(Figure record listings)
---*---
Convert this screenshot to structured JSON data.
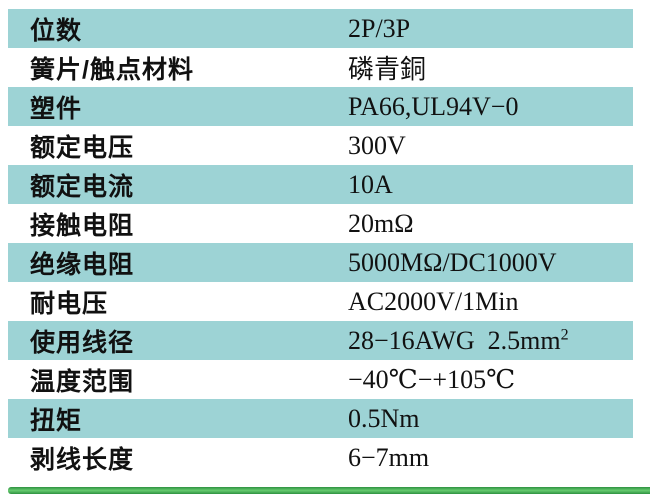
{
  "table": {
    "rows": [
      {
        "label": "位数",
        "value": "2P/3P"
      },
      {
        "label": "簧片/触点材料",
        "value": "磷青銅"
      },
      {
        "label": "塑件",
        "value": "PA66,UL94V−0"
      },
      {
        "label": "额定电压",
        "value": "300V"
      },
      {
        "label": "额定电流",
        "value": "10A"
      },
      {
        "label": "接触电阻",
        "value": "20mΩ"
      },
      {
        "label": "绝缘电阻",
        "value": "5000MΩ/DC1000V"
      },
      {
        "label": "耐电压",
        "value": "AC2000V/1Min"
      },
      {
        "label": "使用线径",
        "value": "28−16AWG  2.5mm",
        "value_superscript": "2"
      },
      {
        "label": "温度范围",
        "value": "−40℃−+105℃"
      },
      {
        "label": "扭矩",
        "value": "0.5Nm"
      },
      {
        "label": "剥线长度",
        "value": "6−7mm"
      }
    ]
  },
  "colors": {
    "row_highlight": "#9dd3d5",
    "row_plain": "#ffffff",
    "text": "#111111",
    "accent_bar_edge": "#2e9140",
    "accent_bar_center": "#67cb70"
  }
}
---*---
:: CHALLENGE ::
Quote the material in full and exactly; do not carry over its pictures.

:: ANSWER TO THE PROBLEM ::
Convert this screenshot to structured JSON data.
{
  "table": {
    "rows": [
      {
        "label": "位数",
        "value": "2P/3P"
      },
      {
        "label": "簧片/触点材料",
        "value": "磷青銅"
      },
      {
        "label": "塑件",
        "value": "PA66,UL94V−0"
      },
      {
        "label": "额定电压",
        "value": "300V"
      },
      {
        "label": "额定电流",
        "value": "10A"
      },
      {
        "label": "接触电阻",
        "value": "20mΩ"
      },
      {
        "label": "绝缘电阻",
        "value": "5000MΩ/DC1000V"
      },
      {
        "label": "耐电压",
        "value": "AC2000V/1Min"
      },
      {
        "label": "使用线径",
        "value": "28−16AWG  2.5mm",
        "value_superscript": "2"
      },
      {
        "label": "温度范围",
        "value": "−40℃−+105℃"
      },
      {
        "label": "扭矩",
        "value": "0.5Nm"
      },
      {
        "label": "剥线长度",
        "value": "6−7mm"
      }
    ]
  },
  "colors": {
    "row_highlight": "#9dd3d5",
    "row_plain": "#ffffff",
    "text": "#111111",
    "accent_bar_edge": "#2e9140",
    "accent_bar_center": "#67cb70"
  }
}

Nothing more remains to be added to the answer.